■ Instructions for the task ■
Set down the data below without change, skipping the pictures it holds.
====== Records supplied
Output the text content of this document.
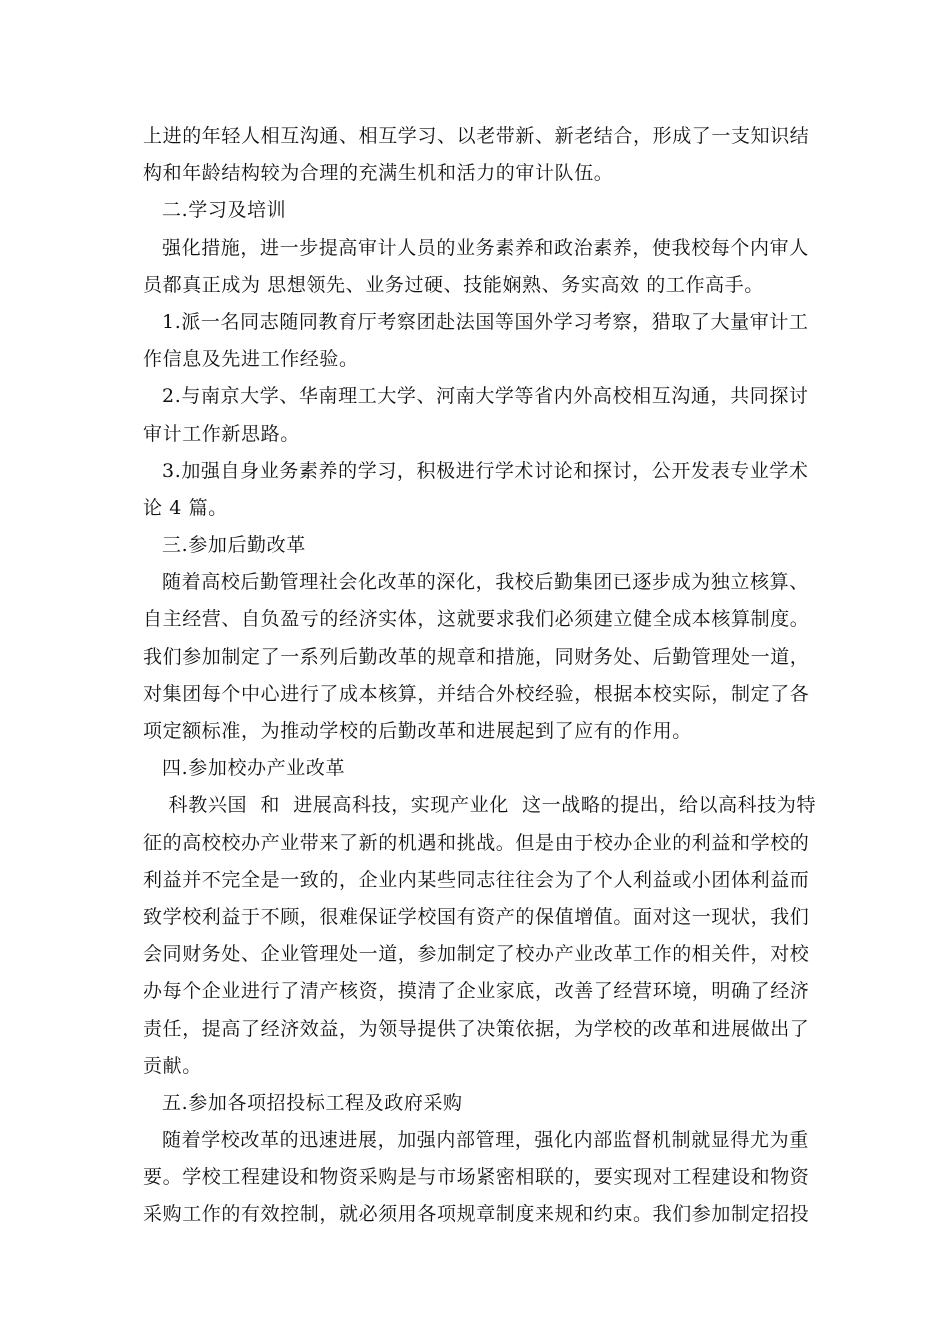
上进的年轻人相互沟通、相互学习、以老带新、新老结合，形成了一支知识结
构和年龄结构较为合理的充满生机和活力的审计队伍。
二.学习及培训
强化措施，进一步提高审计人员的业务素养和政治素养，使我校每个内审人
员都真正成为 思想领先、业务过硬、技能娴熟、务实高效 的工作高手。
1.派一名同志随同教育厅考察团赴法国等国外学习考察，猎取了大量审计工
作信息及先进工作经验。
2.与南京大学、华南理工大学、河南大学等省内外高校相互沟通，共同探讨
审计工作新思路。
3.加强自身业务素养的学习，积极进行学术讨论和探讨，公开发表专业学术
论 4 篇。
三.参加后勤改革
随着高校后勤管理社会化改革的深化，我校后勤集团已逐步成为独立核算、
自主经营、自负盈亏的经济实体，这就要求我们必须建立健全成本核算制度。
我们参加制定了一系列后勤改革的规章和措施，同财务处、后勤管理处一道，
对集团每个中心进行了成本核算，并结合外校经验，根据本校实际，制定了各
项定额标准，为推动学校的后勤改革和进展起到了应有的作用。
四.参加校办产业改革
科教兴国  和  进展高科技，实现产业化  这一战略的提出，给以高科技为特
征的高校校办产业带来了新的机遇和挑战。但是由于校办企业的利益和学校的
利益并不完全是一致的，企业内某些同志往往会为了个人利益或小团体利益而
致学校利益于不顾，很难保证学校国有资产的保值增值。面对这一现状，我们
会同财务处、企业管理处一道，参加制定了校办产业改革工作的相关件，对校
办每个企业进行了清产核资，摸清了企业家底，改善了经营环境，明确了经济
责任，提高了经济效益，为领导提供了决策依据，为学校的改革和进展做出了
贡献。
五.参加各项招投标工程及政府采购
随着学校改革的迅速进展，加强内部管理，强化内部监督机制就显得尤为重
要。学校工程建设和物资采购是与市场紧密相联的，要实现对工程建设和物资
采购工作的有效控制，就必须用各项规章制度来规和约束。我们参加制定招投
============
■ Answer ■
Output the text content of this document.
上进的年轻人相互沟通、相互学习、以老带新、新老结合，形成了一支知识结
构和年龄结构较为合理的充满生机和活力的审计队伍。
二.学习及培训
强化措施，进一步提高审计人员的业务素养和政治素养，使我校每个内审人
员都真正成为 思想领先、业务过硬、技能娴熟、务实高效 的工作高手。
1.派一名同志随同教育厅考察团赴法国等国外学习考察，猎取了大量审计工
作信息及先进工作经验。
2.与南京大学、华南理工大学、河南大学等省内外高校相互沟通，共同探讨
审计工作新思路。
3.加强自身业务素养的学习，积极进行学术讨论和探讨，公开发表专业学术
论 4 篇。
三.参加后勤改革
随着高校后勤管理社会化改革的深化，我校后勤集团已逐步成为独立核算、
自主经营、自负盈亏的经济实体，这就要求我们必须建立健全成本核算制度。
我们参加制定了一系列后勤改革的规章和措施，同财务处、后勤管理处一道，
对集团每个中心进行了成本核算，并结合外校经验，根据本校实际，制定了各
项定额标准，为推动学校的后勤改革和进展起到了应有的作用。
四.参加校办产业改革
科教兴国  和  进展高科技，实现产业化  这一战略的提出，给以高科技为特
征的高校校办产业带来了新的机遇和挑战。但是由于校办企业的利益和学校的
利益并不完全是一致的，企业内某些同志往往会为了个人利益或小团体利益而
致学校利益于不顾，很难保证学校国有资产的保值增值。面对这一现状，我们
会同财务处、企业管理处一道，参加制定了校办产业改革工作的相关件，对校
办每个企业进行了清产核资，摸清了企业家底，改善了经营环境，明确了经济
责任，提高了经济效益，为领导提供了决策依据，为学校的改革和进展做出了
贡献。
五.参加各项招投标工程及政府采购
随着学校改革的迅速进展，加强内部管理，强化内部监督机制就显得尤为重
要。学校工程建设和物资采购是与市场紧密相联的，要实现对工程建设和物资
采购工作的有效控制，就必须用各项规章制度来规和约束。我们参加制定招投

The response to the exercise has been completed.